Given instruction. Determine which lines of the records include the word "USDCAD", and copy them.

▶

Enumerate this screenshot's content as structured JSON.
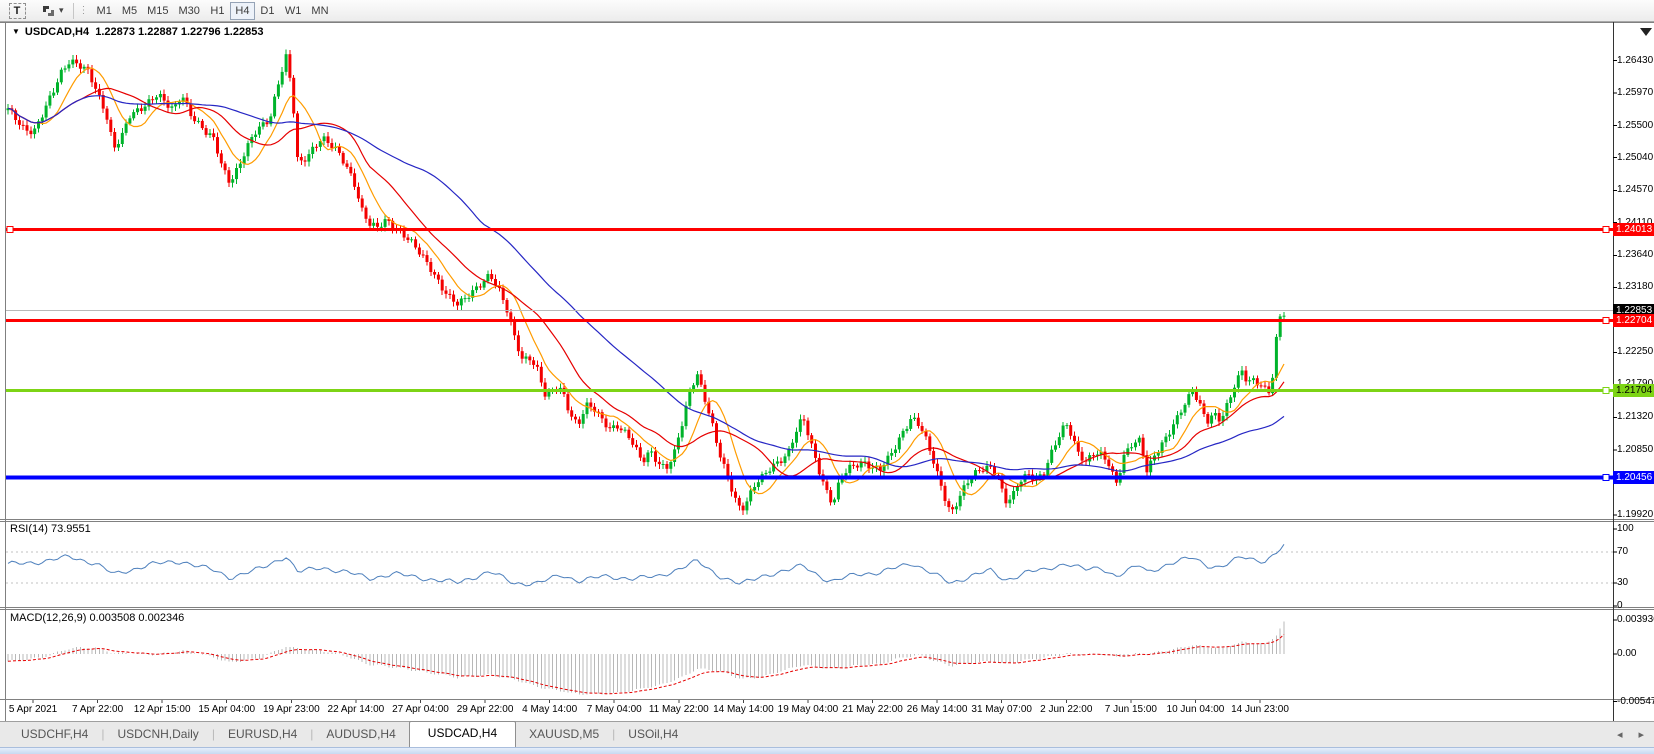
{
  "icons": {
    "symbol_menu": "▼",
    "dropdown_caret": "▾",
    "grip": "⋮",
    "scroll_left": "◂",
    "scroll_right": "▸"
  },
  "toolbar": {
    "text_tool_label": "T",
    "timeframes": [
      "M1",
      "M5",
      "M15",
      "M30",
      "H1",
      "H4",
      "D1",
      "W1",
      "MN"
    ],
    "active_timeframe": "H4"
  },
  "title": {
    "symbol": "USDCAD,H4",
    "ohlc": "1.22873 1.22887 1.22796 1.22853"
  },
  "tabs": {
    "items": [
      "USDCHF,H4",
      "USDCNH,Daily",
      "EURUSD,H4",
      "AUDUSD,H4",
      "USDCAD,H4",
      "XAUUSD,M5",
      "USOil,H4"
    ],
    "active": "USDCAD,H4"
  },
  "colors": {
    "bull": "#00b32b",
    "bear": "#f30000",
    "ma_fast": "#ff9c00",
    "ma_mid": "#e60000",
    "ma_slow": "#2626c4",
    "rsi_line": "#4f81bd",
    "rsi_level": "#c0c0c0",
    "macd_hist": "#b8b8b8",
    "macd_signal": "#e60000",
    "current_line": "#b8b8b8",
    "current_badge_bg": "#000000",
    "axis_line": "#333333",
    "panel_border": "#808080"
  },
  "chart_data": {
    "type": "candlestick",
    "symbol": "USDCAD",
    "timeframe": "H4",
    "current_bar": {
      "open": 1.22873,
      "high": 1.22887,
      "low": 1.22796,
      "close": 1.22853
    },
    "ylim": [
      1.19862,
      1.26956
    ],
    "candle_count": 336,
    "price_ticks": [
      "1.26430",
      "1.25970",
      "1.25500",
      "1.25040",
      "1.24570",
      "1.24110",
      "1.23640",
      "1.23180",
      "1.22710",
      "1.22250",
      "1.21790",
      "1.21320",
      "1.20850",
      "1.20390",
      "1.19920"
    ],
    "levels": [
      {
        "price": 1.24013,
        "label": "1.24013",
        "color": "#ff0000",
        "width": 3,
        "text_color": "#ffffff",
        "left_handle": true
      },
      {
        "price": 1.22704,
        "label": "1.22704",
        "color": "#ff0000",
        "width": 3,
        "text_color": "#ffffff",
        "left_handle": false
      },
      {
        "price": 1.21704,
        "label": "1.21704",
        "color": "#7dd415",
        "width": 3,
        "text_color": "#000000",
        "left_handle": false
      },
      {
        "price": 1.20456,
        "label": "1.20456",
        "color": "#0000ff",
        "width": 4,
        "text_color": "#ffffff",
        "left_handle": false
      }
    ],
    "current_price": {
      "price": 1.22853,
      "label": "1.22853"
    },
    "moving_averages": [
      {
        "period": 9,
        "color": "#ff9c00"
      },
      {
        "period": 20,
        "color": "#e60000"
      },
      {
        "period": 50,
        "color": "#2626c4"
      }
    ],
    "price_path": [
      [
        8,
        1.2572
      ],
      [
        16,
        1.256
      ],
      [
        24,
        1.2548
      ],
      [
        34,
        1.2542
      ],
      [
        44,
        1.2568
      ],
      [
        54,
        1.26
      ],
      [
        62,
        1.263
      ],
      [
        70,
        1.2646
      ],
      [
        78,
        1.2638
      ],
      [
        88,
        1.2625
      ],
      [
        96,
        1.26
      ],
      [
        106,
        1.257
      ],
      [
        114,
        1.252
      ],
      [
        122,
        1.2535
      ],
      [
        130,
        1.2562
      ],
      [
        140,
        1.2572
      ],
      [
        150,
        1.2588
      ],
      [
        158,
        1.2598
      ],
      [
        166,
        1.258
      ],
      [
        174,
        1.257
      ],
      [
        182,
        1.2594
      ],
      [
        190,
        1.257
      ],
      [
        198,
        1.2556
      ],
      [
        206,
        1.254
      ],
      [
        214,
        1.2528
      ],
      [
        222,
        1.249
      ],
      [
        230,
        1.247
      ],
      [
        238,
        1.2492
      ],
      [
        246,
        1.2516
      ],
      [
        254,
        1.2536
      ],
      [
        262,
        1.2548
      ],
      [
        270,
        1.256
      ],
      [
        278,
        1.2612
      ],
      [
        286,
        1.265
      ],
      [
        292,
        1.26
      ],
      [
        298,
        1.249
      ],
      [
        306,
        1.2502
      ],
      [
        314,
        1.252
      ],
      [
        322,
        1.2536
      ],
      [
        330,
        1.2524
      ],
      [
        338,
        1.251
      ],
      [
        346,
        1.249
      ],
      [
        354,
        1.247
      ],
      [
        362,
        1.2432
      ],
      [
        370,
        1.241
      ],
      [
        378,
        1.2402
      ],
      [
        386,
        1.2412
      ],
      [
        394,
        1.2404
      ],
      [
        402,
        1.2398
      ],
      [
        410,
        1.2388
      ],
      [
        418,
        1.237
      ],
      [
        426,
        1.2352
      ],
      [
        434,
        1.2336
      ],
      [
        442,
        1.232
      ],
      [
        450,
        1.2306
      ],
      [
        458,
        1.2294
      ],
      [
        466,
        1.23
      ],
      [
        474,
        1.2312
      ],
      [
        482,
        1.2326
      ],
      [
        490,
        1.234
      ],
      [
        498,
        1.2318
      ],
      [
        506,
        1.2288
      ],
      [
        514,
        1.2248
      ],
      [
        522,
        1.2216
      ],
      [
        530,
        1.222
      ],
      [
        538,
        1.22
      ],
      [
        546,
        1.2158
      ],
      [
        554,
        1.217
      ],
      [
        562,
        1.2172
      ],
      [
        570,
        1.214
      ],
      [
        578,
        1.2122
      ],
      [
        586,
        1.2148
      ],
      [
        594,
        1.2142
      ],
      [
        602,
        1.2128
      ],
      [
        610,
        1.2118
      ],
      [
        618,
        1.2122
      ],
      [
        626,
        1.2108
      ],
      [
        634,
        1.209
      ],
      [
        642,
        1.2066
      ],
      [
        650,
        1.2086
      ],
      [
        658,
        1.207
      ],
      [
        666,
        1.2058
      ],
      [
        674,
        1.2076
      ],
      [
        682,
        1.212
      ],
      [
        690,
        1.217
      ],
      [
        697,
        1.2198
      ],
      [
        704,
        1.2164
      ],
      [
        711,
        1.2128
      ],
      [
        718,
        1.2084
      ],
      [
        726,
        1.2052
      ],
      [
        734,
        1.2022
      ],
      [
        741,
        1.2
      ],
      [
        748,
        1.2016
      ],
      [
        756,
        1.2036
      ],
      [
        764,
        1.2046
      ],
      [
        772,
        1.2062
      ],
      [
        780,
        1.2072
      ],
      [
        788,
        1.2082
      ],
      [
        796,
        1.211
      ],
      [
        803,
        1.213
      ],
      [
        810,
        1.2098
      ],
      [
        818,
        1.2062
      ],
      [
        826,
        1.203
      ],
      [
        833,
        1.2008
      ],
      [
        840,
        1.204
      ],
      [
        848,
        1.2056
      ],
      [
        856,
        1.2064
      ],
      [
        864,
        1.207
      ],
      [
        872,
        1.2062
      ],
      [
        880,
        1.2056
      ],
      [
        888,
        1.207
      ],
      [
        896,
        1.209
      ],
      [
        904,
        1.2116
      ],
      [
        912,
        1.2134
      ],
      [
        920,
        1.212
      ],
      [
        928,
        1.209
      ],
      [
        936,
        1.2056
      ],
      [
        944,
        1.2022
      ],
      [
        951,
        1.1996
      ],
      [
        958,
        1.2014
      ],
      [
        966,
        1.2034
      ],
      [
        974,
        1.2048
      ],
      [
        982,
        1.2058
      ],
      [
        990,
        1.2064
      ],
      [
        998,
        1.205
      ],
      [
        1005,
        1.201
      ],
      [
        1012,
        1.2014
      ],
      [
        1020,
        1.204
      ],
      [
        1028,
        1.2052
      ],
      [
        1036,
        1.2046
      ],
      [
        1044,
        1.2052
      ],
      [
        1052,
        1.208
      ],
      [
        1060,
        1.2106
      ],
      [
        1066,
        1.2124
      ],
      [
        1072,
        1.2108
      ],
      [
        1078,
        1.2084
      ],
      [
        1086,
        1.2068
      ],
      [
        1094,
        1.2078
      ],
      [
        1102,
        1.2076
      ],
      [
        1110,
        1.2064
      ],
      [
        1116,
        1.2038
      ],
      [
        1124,
        1.2078
      ],
      [
        1132,
        1.2092
      ],
      [
        1140,
        1.2096
      ],
      [
        1147,
        1.2054
      ],
      [
        1154,
        1.2078
      ],
      [
        1162,
        1.2096
      ],
      [
        1170,
        1.2112
      ],
      [
        1178,
        1.213
      ],
      [
        1186,
        1.2152
      ],
      [
        1193,
        1.2172
      ],
      [
        1200,
        1.2152
      ],
      [
        1207,
        1.2128
      ],
      [
        1214,
        1.2136
      ],
      [
        1221,
        1.2124
      ],
      [
        1228,
        1.215
      ],
      [
        1235,
        1.218
      ],
      [
        1242,
        1.2202
      ],
      [
        1248,
        1.2184
      ],
      [
        1254,
        1.2186
      ],
      [
        1260,
        1.2176
      ],
      [
        1266,
        1.2168
      ],
      [
        1271,
        1.2166
      ],
      [
        1276,
        1.224
      ],
      [
        1281,
        1.2287
      ],
      [
        1284,
        1.2284
      ]
    ],
    "rsi": {
      "name": "RSI(14)",
      "value": "73.9551",
      "ticks": [
        "100",
        "70",
        "30",
        "0"
      ],
      "tick_values": [
        100,
        70,
        30,
        0
      ],
      "dashed_levels": [
        70,
        30
      ],
      "path": [
        [
          8,
          54
        ],
        [
          44,
          58
        ],
        [
          70,
          64
        ],
        [
          96,
          55
        ],
        [
          114,
          41
        ],
        [
          150,
          54
        ],
        [
          182,
          58
        ],
        [
          214,
          46
        ],
        [
          230,
          37
        ],
        [
          262,
          49
        ],
        [
          286,
          65
        ],
        [
          298,
          44
        ],
        [
          322,
          50
        ],
        [
          346,
          44
        ],
        [
          370,
          36
        ],
        [
          394,
          42
        ],
        [
          418,
          37
        ],
        [
          442,
          33
        ],
        [
          458,
          30
        ],
        [
          490,
          45
        ],
        [
          514,
          29
        ],
        [
          538,
          30
        ],
        [
          562,
          40
        ],
        [
          578,
          33
        ],
        [
          602,
          38
        ],
        [
          634,
          36
        ],
        [
          658,
          38
        ],
        [
          682,
          50
        ],
        [
          697,
          58
        ],
        [
          718,
          40
        ],
        [
          741,
          28
        ],
        [
          764,
          40
        ],
        [
          788,
          46
        ],
        [
          803,
          53
        ],
        [
          826,
          34
        ],
        [
          833,
          31
        ],
        [
          856,
          42
        ],
        [
          880,
          43
        ],
        [
          904,
          53
        ],
        [
          912,
          56
        ],
        [
          936,
          40
        ],
        [
          951,
          29
        ],
        [
          974,
          41
        ],
        [
          990,
          46
        ],
        [
          1005,
          33
        ],
        [
          1028,
          45
        ],
        [
          1044,
          46
        ],
        [
          1066,
          56
        ],
        [
          1086,
          47
        ],
        [
          1102,
          49
        ],
        [
          1116,
          39
        ],
        [
          1140,
          53
        ],
        [
          1147,
          44
        ],
        [
          1170,
          55
        ],
        [
          1193,
          63
        ],
        [
          1207,
          53
        ],
        [
          1221,
          50
        ],
        [
          1242,
          64
        ],
        [
          1254,
          61
        ],
        [
          1266,
          58
        ],
        [
          1276,
          68
        ],
        [
          1284,
          78
        ]
      ]
    },
    "macd": {
      "name": "MACD(12,26,9)",
      "values": "0.003508 0.002346",
      "ticks": [
        "0.003936",
        "0.00",
        "-0.00547"
      ],
      "tick_values": [
        0.003936,
        0,
        -0.00547
      ],
      "path": [
        [
          8,
          -0.0009
        ],
        [
          44,
          -0.0003
        ],
        [
          70,
          0.0006
        ],
        [
          96,
          0.0008
        ],
        [
          114,
          0.0001
        ],
        [
          150,
          -0.0001
        ],
        [
          182,
          0.0004
        ],
        [
          214,
          -0.0004
        ],
        [
          230,
          -0.0009
        ],
        [
          262,
          -0.0005
        ],
        [
          286,
          0.0009
        ],
        [
          298,
          0.0007
        ],
        [
          322,
          0.0003
        ],
        [
          346,
          -0.0002
        ],
        [
          370,
          -0.0012
        ],
        [
          394,
          -0.0016
        ],
        [
          418,
          -0.0019
        ],
        [
          442,
          -0.0024
        ],
        [
          458,
          -0.0028
        ],
        [
          490,
          -0.0023
        ],
        [
          514,
          -0.003
        ],
        [
          538,
          -0.0038
        ],
        [
          562,
          -0.0042
        ],
        [
          578,
          -0.0047
        ],
        [
          602,
          -0.0046
        ],
        [
          634,
          -0.0042
        ],
        [
          658,
          -0.0037
        ],
        [
          682,
          -0.0026
        ],
        [
          697,
          -0.0017
        ],
        [
          718,
          -0.002
        ],
        [
          741,
          -0.0028
        ],
        [
          764,
          -0.0026
        ],
        [
          788,
          -0.0018
        ],
        [
          803,
          -0.0012
        ],
        [
          826,
          -0.0016
        ],
        [
          840,
          -0.0017
        ],
        [
          864,
          -0.0012
        ],
        [
          880,
          -0.0011
        ],
        [
          904,
          -0.0004
        ],
        [
          920,
          -0.0002
        ],
        [
          936,
          -0.0008
        ],
        [
          951,
          -0.0013
        ],
        [
          974,
          -0.0011
        ],
        [
          990,
          -0.0008
        ],
        [
          1005,
          -0.0011
        ],
        [
          1028,
          -0.0007
        ],
        [
          1044,
          -0.0005
        ],
        [
          1066,
          0.0001
        ],
        [
          1086,
          0.0
        ],
        [
          1102,
          -0.0001
        ],
        [
          1116,
          -0.0004
        ],
        [
          1140,
          0.0002
        ],
        [
          1147,
          0.0
        ],
        [
          1170,
          0.0004
        ],
        [
          1193,
          0.0011
        ],
        [
          1207,
          0.0009
        ],
        [
          1221,
          0.0007
        ],
        [
          1242,
          0.0013
        ],
        [
          1254,
          0.0013
        ],
        [
          1266,
          0.0012
        ],
        [
          1276,
          0.0022
        ],
        [
          1284,
          0.0036
        ]
      ]
    },
    "time_labels": [
      "5 Apr 2021",
      "7 Apr 22:00",
      "12 Apr 15:00",
      "15 Apr 04:00",
      "19 Apr 23:00",
      "22 Apr 14:00",
      "27 Apr 04:00",
      "29 Apr 22:00",
      "4 May 14:00",
      "7 May 04:00",
      "11 May 22:00",
      "14 May 14:00",
      "19 May 04:00",
      "21 May 22:00",
      "26 May 14:00",
      "31 May 07:00",
      "2 Jun 22:00",
      "7 Jun 15:00",
      "10 Jun 04:00",
      "14 Jun 23:00"
    ]
  }
}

◀

Task output.
    "symbol": "USDCAD,H4",
      "USDCAD,H4",
    "active": "USDCAD,H4"
    "symbol": "USDCAD",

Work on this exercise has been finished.